**What you have to do:** Would you transcribe the whole listing exactly, minus its pictures?

**Record set:**
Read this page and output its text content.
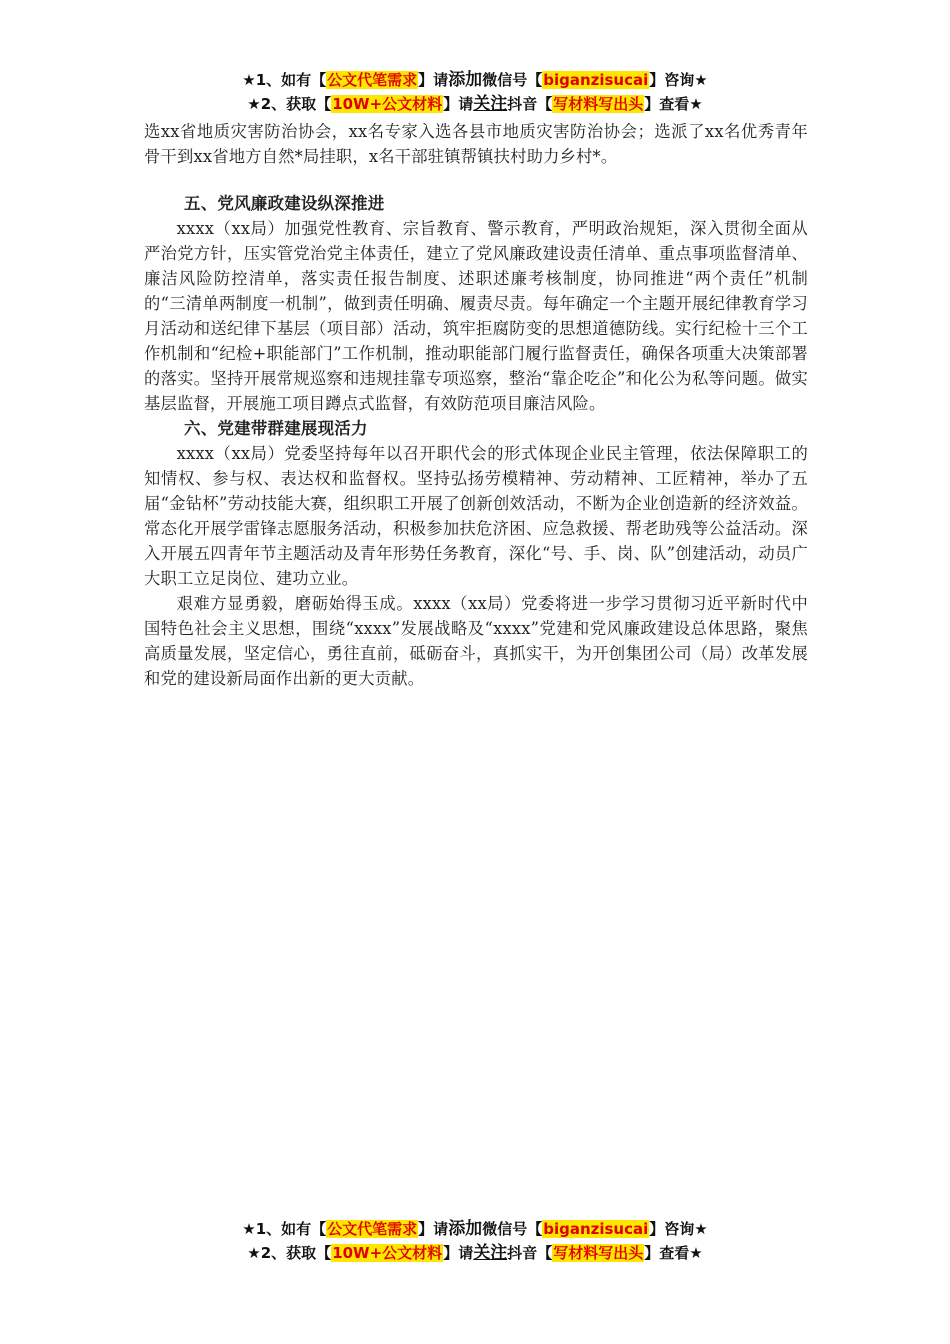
★1、如有【公文代笔需求】请添加微信号【biganzisucai】咨询★
★2、获取【10W+公文材料】请关注抖音【写材料写出头】查看★

选xx省地质灾害防治协会，xx名专家入选各县市地质灾害防治协会；选派了xx名优秀青年骨干到xx省地方自然*局挂职，x名干部驻镇帮镇扶村助力乡村*。

五、党风廉政建设纵深推进

xxxx（xx局）加强党性教育、宗旨教育、警示教育，严明政治规矩，深入贯彻全面从严治党方针，压实管党治党主体责任，建立了党风廉政建设责任清单、重点事项监督清单、廉洁风险防控清单，落实责任报告制度、述职述廉考核制度，协同推进“两个责任”机制的“三清单两制度一机制”，做到责任明确、履责尽责。每年确定一个主题开展纪律教育学习月活动和送纪律下基层（项目部）活动，筑牢拒腐防变的思想道德防线。实行纪检十三个工作机制和“纪检+职能部门”工作机制，推动职能部门履行监督责任，确保各项重大决策部署的落实。坚持开展常规巡察和违规挂靠专项巡察，整治“靠企吃企”和化公为私等问题。做实基层监督，开展施工项目蹲点式监督，有效防范项目廉洁风险。

六、党建带群建展现活力

xxxx（xx局）党委坚持每年以召开职代会的形式体现企业民主管理，依法保障职工的知情权、参与权、表达权和监督权。坚持弘扬劳模精神、劳动精神、工匠精神，举办了五届“金钻杯”劳动技能大赛，组织职工开展了创新创效活动，不断为企业创造新的经济效益。常态化开展学雷锋志愿服务活动，积极参加扶危济困、应急救援、帮老助残等公益活动。深入开展五四青年节主题活动及青年形势任务教育，深化“号、手、岗、队”创建活动，动员广大职工立足岗位、建功立业。

艰难方显勇毅，磨砺始得玉成。xxxx（xx局）党委将进一步学习贯彻习近平新时代中国特色社会主义思想，围绕“xxxx”发展战略及“xxxx”党建和党风廉政建设总体思路，聚焦高质量发展，坚定信心，勇往直前，砥砺奋斗，真抓实干，为开创集团公司（局）改革发展和党的建设新局面作出新的更大贡献。

★1、如有【公文代笔需求】请添加微信号【biganzisucai】咨询★
★2、获取【10W+公文材料】请关注抖音【写材料写出头】查看★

**Written answer:**
Read this page and output its text content.
★1、如有【公文代笔需求】请添加微信号【biganzisucai】咨询★
★2、获取【10W+公文材料】请关注抖音【写材料写出头】查看★

选xx省地质灾害防治协会，xx名专家入选各县市地质灾害防治协会；选派了xx名优秀青年骨干到xx省地方自然*局挂职，x名干部驻镇帮镇扶村助力乡村*。

五、党风廉政建设纵深推进

xxxx（xx局）加强党性教育、宗旨教育、警示教育，严明政治规矩，深入贯彻全面从严治党方针，压实管党治党主体责任，建立了党风廉政建设责任清单、重点事项监督清单、廉洁风险防控清单，落实责任报告制度、述职述廉考核制度，协同推进“两个责任”机制的“三清单两制度一机制”，做到责任明确、履责尽责。每年确定一个主题开展纪律教育学习月活动和送纪律下基层（项目部）活动，筑牢拒腐防变的思想道德防线。实行纪检十三个工作机制和“纪检+职能部门”工作机制，推动职能部门履行监督责任，确保各项重大决策部署的落实。坚持开展常规巡察和违规挂靠专项巡察，整治“靠企吃企”和化公为私等问题。做实基层监督，开展施工项目蹲点式监督，有效防范项目廉洁风险。

六、党建带群建展现活力

xxxx（xx局）党委坚持每年以召开职代会的形式体现企业民主管理，依法保障职工的知情权、参与权、表达权和监督权。坚持弘扬劳模精神、劳动精神、工匠精神，举办了五届“金钻杯”劳动技能大赛，组织职工开展了创新创效活动，不断为企业创造新的经济效益。常态化开展学雷锋志愿服务活动，积极参加扶危济困、应急救援、帮老助残等公益活动。深入开展五四青年节主题活动及青年形势任务教育，深化“号、手、岗、队”创建活动，动员广大职工立足岗位、建功立业。

艰难方显勇毅，磨砺始得玉成。xxxx（xx局）党委将进一步学习贯彻习近平新时代中国特色社会主义思想，围绕“xxxx”发展战略及“xxxx”党建和党风廉政建设总体思路，聚焦高质量发展，坚定信心，勇往直前，砥砺奋斗，真抓实干，为开创集团公司（局）改革发展和党的建设新局面作出新的更大贡献。

★1、如有【公文代笔需求】请添加微信号【biganzisucai】咨询★
★2、获取【10W+公文材料】请关注抖音【写材料写出头】查看★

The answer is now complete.